Entries with figure data

■ ■ ■ ■ ■ ■ ■

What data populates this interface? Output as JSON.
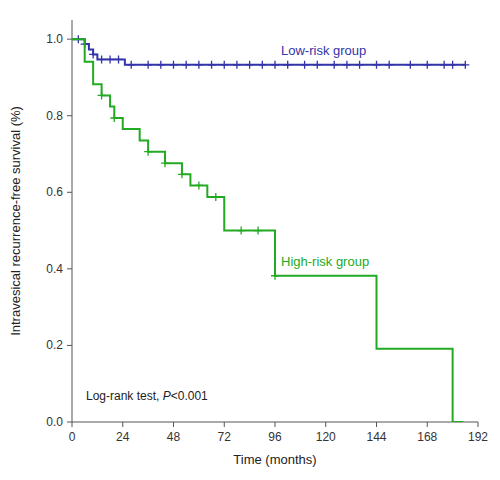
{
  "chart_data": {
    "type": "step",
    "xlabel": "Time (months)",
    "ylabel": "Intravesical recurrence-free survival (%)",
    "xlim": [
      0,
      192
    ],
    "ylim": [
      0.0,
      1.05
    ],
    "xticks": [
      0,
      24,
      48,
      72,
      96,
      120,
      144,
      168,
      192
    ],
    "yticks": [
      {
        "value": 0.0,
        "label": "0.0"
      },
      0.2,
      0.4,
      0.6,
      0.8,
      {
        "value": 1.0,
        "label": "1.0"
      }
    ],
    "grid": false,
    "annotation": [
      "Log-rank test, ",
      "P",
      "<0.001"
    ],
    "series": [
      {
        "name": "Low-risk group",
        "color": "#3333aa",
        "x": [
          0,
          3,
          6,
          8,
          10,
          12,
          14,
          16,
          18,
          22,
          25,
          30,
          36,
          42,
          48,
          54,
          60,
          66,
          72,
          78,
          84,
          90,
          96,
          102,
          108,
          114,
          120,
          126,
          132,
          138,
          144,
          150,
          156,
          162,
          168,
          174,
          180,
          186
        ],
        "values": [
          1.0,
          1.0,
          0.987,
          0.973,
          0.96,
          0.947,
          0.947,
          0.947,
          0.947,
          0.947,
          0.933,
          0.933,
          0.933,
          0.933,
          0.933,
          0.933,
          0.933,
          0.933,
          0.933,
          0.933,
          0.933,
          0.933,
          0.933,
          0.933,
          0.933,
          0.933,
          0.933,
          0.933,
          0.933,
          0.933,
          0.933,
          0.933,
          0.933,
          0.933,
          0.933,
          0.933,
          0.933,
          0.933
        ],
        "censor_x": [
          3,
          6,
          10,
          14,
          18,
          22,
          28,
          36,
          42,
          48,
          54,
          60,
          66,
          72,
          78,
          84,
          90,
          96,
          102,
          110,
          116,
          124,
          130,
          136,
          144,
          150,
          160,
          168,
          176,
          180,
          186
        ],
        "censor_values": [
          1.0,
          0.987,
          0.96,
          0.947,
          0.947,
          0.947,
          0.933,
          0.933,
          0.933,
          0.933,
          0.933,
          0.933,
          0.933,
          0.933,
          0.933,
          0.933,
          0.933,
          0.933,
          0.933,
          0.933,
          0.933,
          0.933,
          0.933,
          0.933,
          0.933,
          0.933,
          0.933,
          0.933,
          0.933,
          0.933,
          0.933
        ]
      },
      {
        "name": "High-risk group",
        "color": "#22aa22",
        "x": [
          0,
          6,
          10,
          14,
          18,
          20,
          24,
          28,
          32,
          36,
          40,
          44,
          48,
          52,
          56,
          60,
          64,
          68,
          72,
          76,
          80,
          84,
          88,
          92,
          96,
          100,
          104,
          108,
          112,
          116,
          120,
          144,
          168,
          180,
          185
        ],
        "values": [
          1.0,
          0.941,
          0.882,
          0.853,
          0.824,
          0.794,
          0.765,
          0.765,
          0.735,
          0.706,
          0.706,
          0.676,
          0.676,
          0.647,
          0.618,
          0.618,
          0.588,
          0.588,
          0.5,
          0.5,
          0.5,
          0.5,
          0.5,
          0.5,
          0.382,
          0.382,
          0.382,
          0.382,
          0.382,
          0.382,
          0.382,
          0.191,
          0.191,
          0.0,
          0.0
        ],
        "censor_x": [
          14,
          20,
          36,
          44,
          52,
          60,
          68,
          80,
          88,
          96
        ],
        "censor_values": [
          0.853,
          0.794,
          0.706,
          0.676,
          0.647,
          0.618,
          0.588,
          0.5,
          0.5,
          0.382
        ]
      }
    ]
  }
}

■ ■ ■ ■ ■ ■ ■

** Task brief **
For the string "risk", count the lines of the entries above that include it; answer with the number only.

** Answer below **
2